--- Start ---
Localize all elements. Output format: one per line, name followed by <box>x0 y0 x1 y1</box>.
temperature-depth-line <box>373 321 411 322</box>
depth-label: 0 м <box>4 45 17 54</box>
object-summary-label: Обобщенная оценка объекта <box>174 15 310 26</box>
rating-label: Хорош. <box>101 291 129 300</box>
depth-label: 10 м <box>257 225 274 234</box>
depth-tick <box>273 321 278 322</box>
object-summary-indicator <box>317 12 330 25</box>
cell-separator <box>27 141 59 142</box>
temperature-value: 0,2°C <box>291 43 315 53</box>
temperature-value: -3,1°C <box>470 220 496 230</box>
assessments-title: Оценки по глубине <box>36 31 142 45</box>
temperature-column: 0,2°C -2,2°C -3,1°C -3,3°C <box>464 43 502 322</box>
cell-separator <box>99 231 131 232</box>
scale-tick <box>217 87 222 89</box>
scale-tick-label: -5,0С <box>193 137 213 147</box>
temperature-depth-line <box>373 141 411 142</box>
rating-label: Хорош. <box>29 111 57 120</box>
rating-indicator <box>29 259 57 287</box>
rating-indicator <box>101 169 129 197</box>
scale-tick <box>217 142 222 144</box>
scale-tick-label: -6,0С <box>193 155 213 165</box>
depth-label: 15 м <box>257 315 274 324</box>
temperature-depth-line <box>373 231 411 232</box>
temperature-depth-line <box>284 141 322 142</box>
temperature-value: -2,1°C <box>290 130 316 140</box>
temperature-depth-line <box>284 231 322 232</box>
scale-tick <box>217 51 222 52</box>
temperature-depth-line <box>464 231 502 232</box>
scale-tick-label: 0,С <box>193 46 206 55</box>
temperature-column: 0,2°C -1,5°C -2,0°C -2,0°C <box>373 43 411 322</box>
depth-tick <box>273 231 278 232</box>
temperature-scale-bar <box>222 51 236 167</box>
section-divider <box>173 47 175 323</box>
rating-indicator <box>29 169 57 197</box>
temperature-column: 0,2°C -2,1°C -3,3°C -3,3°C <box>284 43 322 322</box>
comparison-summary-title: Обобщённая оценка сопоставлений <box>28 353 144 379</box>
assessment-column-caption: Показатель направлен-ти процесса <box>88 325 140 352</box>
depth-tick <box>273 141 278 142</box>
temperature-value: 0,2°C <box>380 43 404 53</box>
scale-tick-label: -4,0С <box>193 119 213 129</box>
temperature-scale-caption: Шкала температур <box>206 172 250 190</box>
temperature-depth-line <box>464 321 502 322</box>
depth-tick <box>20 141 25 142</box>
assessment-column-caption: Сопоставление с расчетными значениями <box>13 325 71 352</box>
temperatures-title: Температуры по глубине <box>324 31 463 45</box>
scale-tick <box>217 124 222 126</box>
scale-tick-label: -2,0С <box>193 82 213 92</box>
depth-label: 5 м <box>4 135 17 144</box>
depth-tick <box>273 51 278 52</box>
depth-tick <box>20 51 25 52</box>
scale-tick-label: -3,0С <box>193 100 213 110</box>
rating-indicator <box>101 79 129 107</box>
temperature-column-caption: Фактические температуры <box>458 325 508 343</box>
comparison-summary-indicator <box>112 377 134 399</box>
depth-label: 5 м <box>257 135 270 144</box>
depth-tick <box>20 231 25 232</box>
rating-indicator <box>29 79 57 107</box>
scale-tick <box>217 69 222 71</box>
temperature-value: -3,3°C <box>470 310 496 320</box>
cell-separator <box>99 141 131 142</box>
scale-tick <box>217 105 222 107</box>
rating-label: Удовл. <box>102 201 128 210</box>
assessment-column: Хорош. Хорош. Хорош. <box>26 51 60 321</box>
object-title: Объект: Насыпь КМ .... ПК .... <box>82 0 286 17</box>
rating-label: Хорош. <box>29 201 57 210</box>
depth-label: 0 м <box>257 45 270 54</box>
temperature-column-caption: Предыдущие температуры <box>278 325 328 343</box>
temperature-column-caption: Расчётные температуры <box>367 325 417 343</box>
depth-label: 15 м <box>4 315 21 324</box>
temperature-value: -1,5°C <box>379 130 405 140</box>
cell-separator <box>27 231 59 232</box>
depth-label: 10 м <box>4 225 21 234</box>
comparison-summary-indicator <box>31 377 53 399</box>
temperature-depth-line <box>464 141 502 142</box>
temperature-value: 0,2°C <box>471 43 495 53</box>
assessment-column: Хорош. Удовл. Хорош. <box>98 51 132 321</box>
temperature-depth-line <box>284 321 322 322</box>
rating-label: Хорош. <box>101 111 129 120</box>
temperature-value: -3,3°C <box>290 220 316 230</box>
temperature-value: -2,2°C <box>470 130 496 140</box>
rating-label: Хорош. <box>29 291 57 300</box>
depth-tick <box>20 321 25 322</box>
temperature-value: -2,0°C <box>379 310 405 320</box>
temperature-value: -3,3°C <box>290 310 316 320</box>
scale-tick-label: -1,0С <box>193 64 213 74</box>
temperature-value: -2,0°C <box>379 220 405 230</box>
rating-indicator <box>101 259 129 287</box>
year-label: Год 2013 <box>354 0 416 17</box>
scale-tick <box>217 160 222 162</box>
--- End ---
> [Task brief] Quote the entries above word for word and line by line.

> [Result of this task]
Localize all elements. Output format: one per line, name followed by <box>x0 y0 x1 y1</box>.
temperature-depth-line <box>373 321 411 322</box>
depth-label: 0 м <box>4 45 17 54</box>
object-summary-label: Обобщенная оценка объекта <box>174 15 310 26</box>
rating-label: Хорош. <box>101 291 129 300</box>
depth-label: 10 м <box>257 225 274 234</box>
depth-tick <box>273 321 278 322</box>
object-summary-indicator <box>317 12 330 25</box>
cell-separator <box>27 141 59 142</box>
temperature-value: 0,2°C <box>291 43 315 53</box>
temperature-value: -3,1°C <box>470 220 496 230</box>
assessments-title: Оценки по глубине <box>36 31 142 45</box>
temperature-column: 0,2°C -2,2°C -3,1°C -3,3°C <box>464 43 502 322</box>
cell-separator <box>99 231 131 232</box>
scale-tick <box>217 87 222 89</box>
scale-tick-label: -5,0С <box>193 137 213 147</box>
temperature-depth-line <box>373 141 411 142</box>
rating-label: Хорош. <box>29 111 57 120</box>
rating-indicator <box>29 259 57 287</box>
rating-indicator <box>101 169 129 197</box>
scale-tick <box>217 142 222 144</box>
scale-tick-label: -6,0С <box>193 155 213 165</box>
depth-label: 15 м <box>257 315 274 324</box>
temperature-depth-line <box>373 231 411 232</box>
temperature-depth-line <box>284 141 322 142</box>
temperature-value: -2,1°C <box>290 130 316 140</box>
temperature-depth-line <box>284 231 322 232</box>
scale-tick <box>217 51 222 52</box>
temperature-depth-line <box>464 231 502 232</box>
scale-tick-label: 0,С <box>193 46 206 55</box>
temperature-column: 0,2°C -1,5°C -2,0°C -2,0°C <box>373 43 411 322</box>
depth-tick <box>273 231 278 232</box>
temperature-scale-bar <box>222 51 236 167</box>
section-divider <box>173 47 175 323</box>
rating-indicator <box>29 169 57 197</box>
temperature-column: 0,2°C -2,1°C -3,3°C -3,3°C <box>284 43 322 322</box>
comparison-summary-title: Обобщённая оценка сопоставлений <box>28 353 144 379</box>
assessment-column-caption: Показатель направлен-ти процесса <box>88 325 140 352</box>
depth-tick <box>273 141 278 142</box>
temperature-value: 0,2°C <box>380 43 404 53</box>
scale-tick-label: -4,0С <box>193 119 213 129</box>
temperature-scale-caption: Шкала температур <box>206 172 250 190</box>
temperature-depth-line <box>464 321 502 322</box>
depth-tick <box>20 141 25 142</box>
assessment-column-caption: Сопоставление с расчетными значениями <box>13 325 71 352</box>
temperatures-title: Температуры по глубине <box>324 31 463 45</box>
scale-tick <box>217 124 222 126</box>
scale-tick-label: -2,0С <box>193 82 213 92</box>
depth-label: 5 м <box>4 135 17 144</box>
depth-tick <box>273 51 278 52</box>
depth-tick <box>20 51 25 52</box>
scale-tick-label: -3,0С <box>193 100 213 110</box>
rating-indicator <box>101 79 129 107</box>
temperature-column-caption: Фактические температуры <box>458 325 508 343</box>
comparison-summary-indicator <box>112 377 134 399</box>
depth-label: 5 м <box>257 135 270 144</box>
depth-tick <box>20 231 25 232</box>
rating-indicator <box>29 79 57 107</box>
scale-tick <box>217 69 222 71</box>
temperature-value: -3,3°C <box>470 310 496 320</box>
cell-separator <box>99 141 131 142</box>
scale-tick <box>217 105 222 107</box>
rating-label: Удовл. <box>102 201 128 210</box>
assessment-column: Хорош. Хорош. Хорош. <box>26 51 60 321</box>
object-title: Объект: Насыпь КМ .... ПК .... <box>82 0 286 17</box>
rating-label: Хорош. <box>29 201 57 210</box>
depth-label: 0 м <box>257 45 270 54</box>
temperature-column-caption: Предыдущие температуры <box>278 325 328 343</box>
temperature-column-caption: Расчётные температуры <box>367 325 417 343</box>
depth-label: 15 м <box>4 315 21 324</box>
temperature-value: -1,5°C <box>379 130 405 140</box>
cell-separator <box>27 231 59 232</box>
depth-label: 10 м <box>4 225 21 234</box>
comparison-summary-indicator <box>31 377 53 399</box>
temperature-depth-line <box>464 141 502 142</box>
temperature-value: 0,2°C <box>471 43 495 53</box>
assessment-column: Хорош. Удовл. Хорош. <box>98 51 132 321</box>
temperature-depth-line <box>284 321 322 322</box>
rating-label: Хорош. <box>101 111 129 120</box>
temperature-value: -3,3°C <box>290 220 316 230</box>
temperature-value: -2,2°C <box>470 130 496 140</box>
rating-label: Хорош. <box>29 291 57 300</box>
depth-tick <box>20 321 25 322</box>
temperature-value: -2,0°C <box>379 310 405 320</box>
temperature-value: -3,3°C <box>290 310 316 320</box>
scale-tick-label: -1,0С <box>193 64 213 74</box>
temperature-value: -2,0°C <box>379 220 405 230</box>
rating-indicator <box>101 259 129 287</box>
year-label: Год 2013 <box>354 0 416 17</box>
scale-tick <box>217 160 222 162</box>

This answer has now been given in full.